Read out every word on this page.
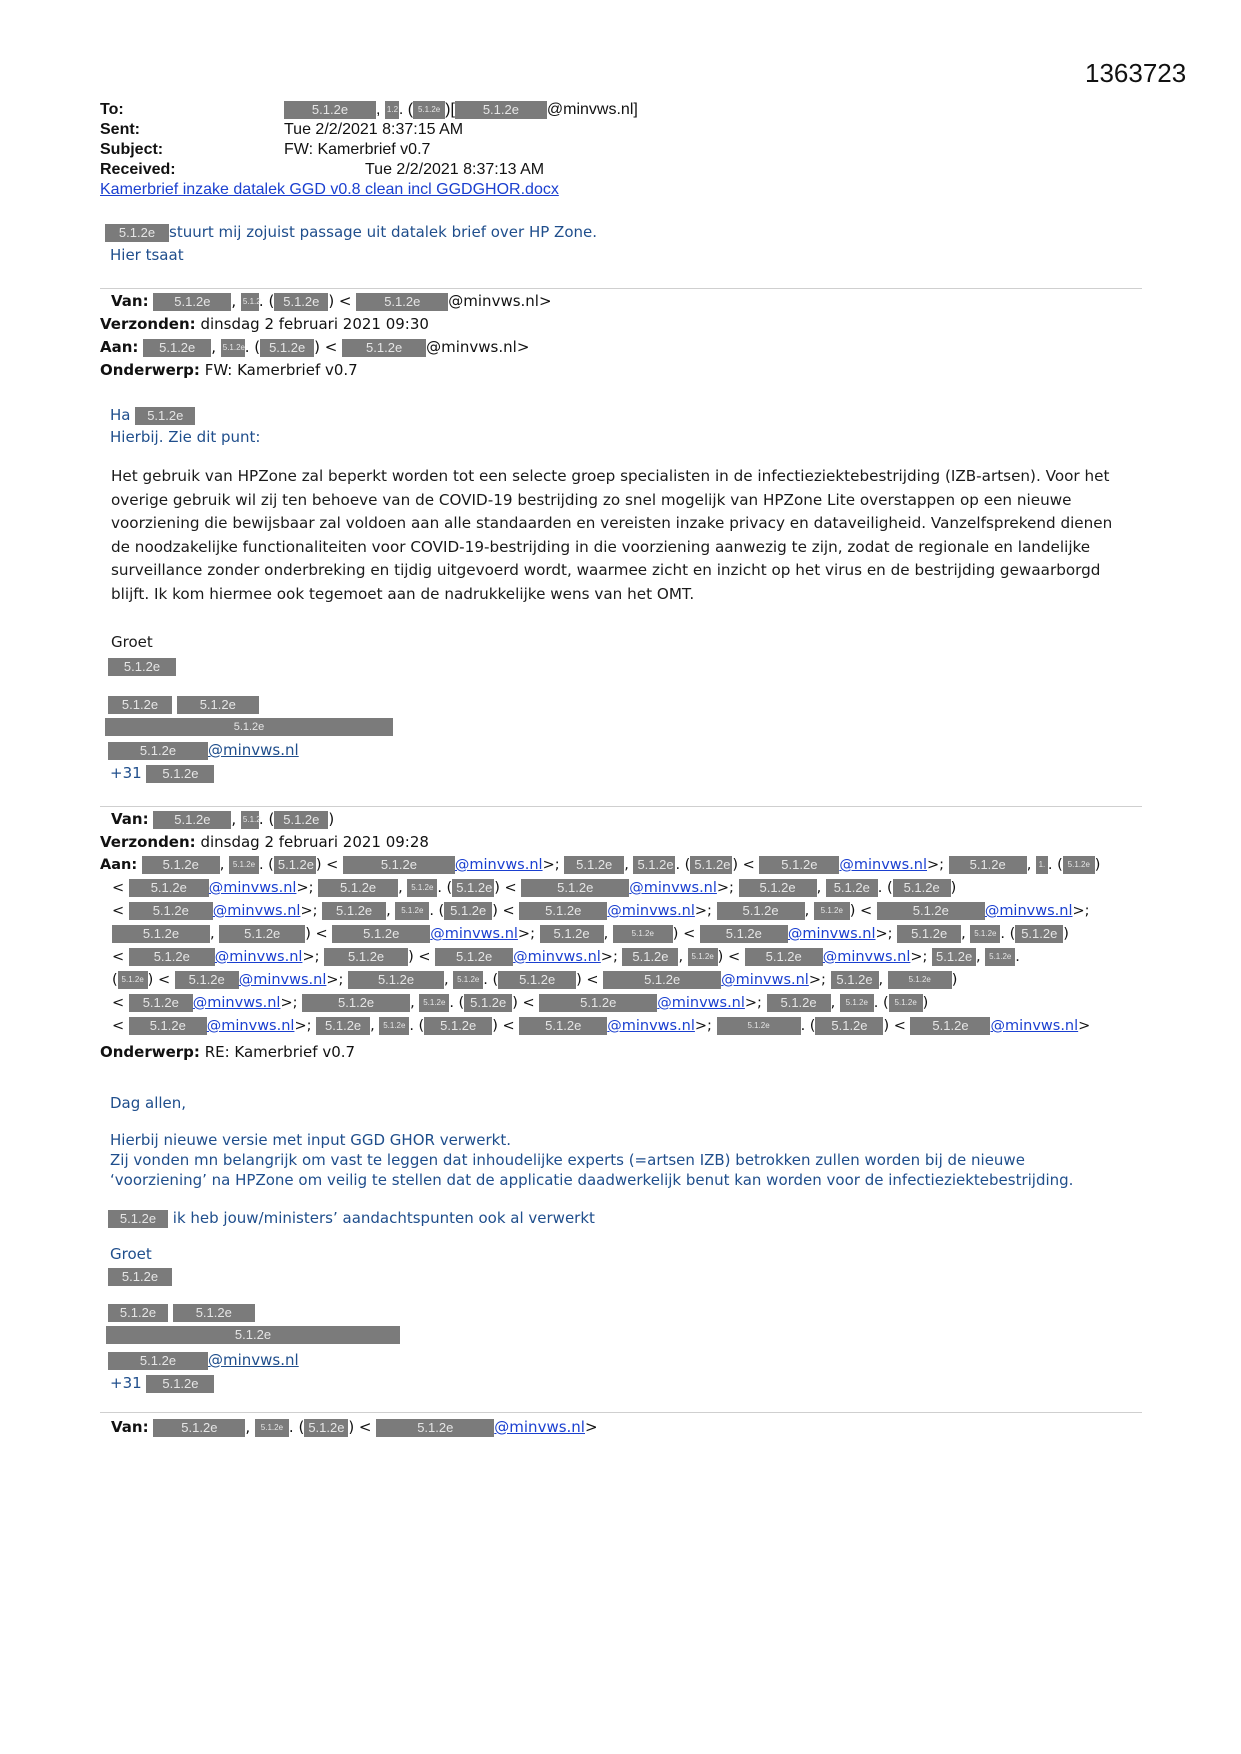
1363723
To:	5.1.2e , 1.2. ( 5.1.2e )[ 5.1.2e @minvws.nl]
Sent:	Tue 2/2/2021 8:37:15 AM
Subject:	FW: Kamerbrief v0.7
Received:	Tue 2/2/2021 8:37:13 AM
Kamerbrief inzake datalek GGD v0.8 clean incl GGDGHOR.docx
5.1.2e stuurt mij zojuist passage uit datalek brief over HP Zone.
Hier tsaat
Van: 5.1.2e , 5.1.2. ( 5.1.2e ) < 5.1.2e @minvws.nl>
Verzonden: dinsdag 2 februari 2021 09:30
Aan: 5.1.2e , 5.1.2e. ( 5.1.2e ) < 5.1.2e @minvws.nl>
Onderwerp: FW: Kamerbrief v0.7
Ha 5.1.2e
Hierbij. Zie dit punt:
Het gebruik van HPZone zal beperkt worden tot een selecte groep specialisten in de infectieziektebestrijding (IZB-artsen). Voor het overige gebruik wil zij ten behoeve van de COVID-19 bestrijding zo snel mogelijk van HPZone Lite overstappen op een nieuwe voorziening die bewijsbaar zal voldoen aan alle standaarden en vereisten inzake privacy en dataveiligheid. Vanzelfsprekend dienen de noodzakelijke functionaliteiten voor COVID-19-bestrijding in die voorziening aanwezig te zijn, zodat de regionale en landelijke surveillance zonder onderbreking en tijdig uitgevoerd wordt, waarmee zicht en inzicht op het virus en de bestrijding gewaarborgd blijft. Ik kom hiermee ook tegemoet aan de nadrukkelijke wens van het OMT.
Groet
5.1.2e
5.1.2e	5.1.2e
5.1.2e
5.1.2e @minvws.nl
+31 5.1.2e
Van: 5.1.2e , 5.1.2. ( 5.1.2e )
Verzonden: dinsdag 2 februari 2021 09:28
Aan: 5.1.2e , 5.1.2e . ( 5.1.2e ) <	5.1.2e	@minvws.nl>; 5.1.2e , 5.1.2e . ( 5.1.2e ) < 5.1.2e @minvws.nl>; 5.1.2e , 1. . ( 5.1.2e )
< 5.1.2e @minvws.nl>; 5.1.2e , 5.1.2e . ( 5.1.2e ) <	5.1.2e @minvws.nl>; 5.1.2e , 5.1.2e . ( 5.1.2e )
< 5.1.2e @minvws.nl>; 5.1.2e , 5.1.2e . ( 5.1.2e ) < 5.1.2e @minvws.nl>; 5.1.2e , 5.1.2e ) <	5.1.2e @minvws.nl>;
5.1.2e , 5.1.2e ) < 5.1.2e @minvws.nl>; 5.1.2e , 5.1.2e ) < 5.1.2e @minvws.nl>; 5.1.2e , 5.1.2e . ( 5.1.2e )
< 5.1.2e @minvws.nl>; 5.1.2e ) < 5.1.2e @minvws.nl>; 5.1.2e , 5.1.2e ) < 5.1.2e @minvws.nl>; 5.1.2e , 5.1.2e .
( 5.1.2e ) < 5.1.2e @minvws.nl>; 5.1.2e , 5.1.2e . ( 5.1.2e ) <	5.1.2e	@minvws.nl>; 5.1.2e ,	5.1.2e )
< 5.1.2e @minvws.nl>;	5.1.2e , 5.1.2e . ( 5.1.2e ) <	5.1.2e	@minvws.nl>; 5.1.2e , 5.1.2e . ( 5.1.2e )
< 5.1.2e @minvws.nl>; 5.1.2e , 5.1.2e . ( 5.1.2e ) < 5.1.2e @minvws.nl>;	5.1.2e . ( 5.1.2e ) < 5.1.2e @minvws.nl>
Onderwerp: RE: Kamerbrief v0.7
Dag allen,
Hierbij nieuwe versie met input GGD GHOR verwerkt.
Zij vonden mn belangrijk om vast te leggen dat inhoudelijke experts (=artsen IZB) betrokken zullen worden bij de nieuwe
‘voorziening’ na HPZone om veilig te stellen dat de applicatie daadwerkelijk benut kan worden voor de infectieziektebestrijding.
5.1.2e ik heb jouw/ministers’ aandachtspunten ook al verwerkt
Groet
5.1.2e
5.1.2e	5.1.2e
5.1.2e
5.1.2e @minvws.nl
+31 5.1.2e
Van:	5.1.2e , 5.1.2e . ( 5.1.2e ) <	5.1.2e	@minvws.nl>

▬▬▬

**EXERCISE GOAL:**
If a line in the material contains "Hierbij", show it.

**RESULT OF THE EXERCISE:**
Hierbij. Zie dit punt:
Hierbij nieuwe versie met input GGD GHOR verwerkt.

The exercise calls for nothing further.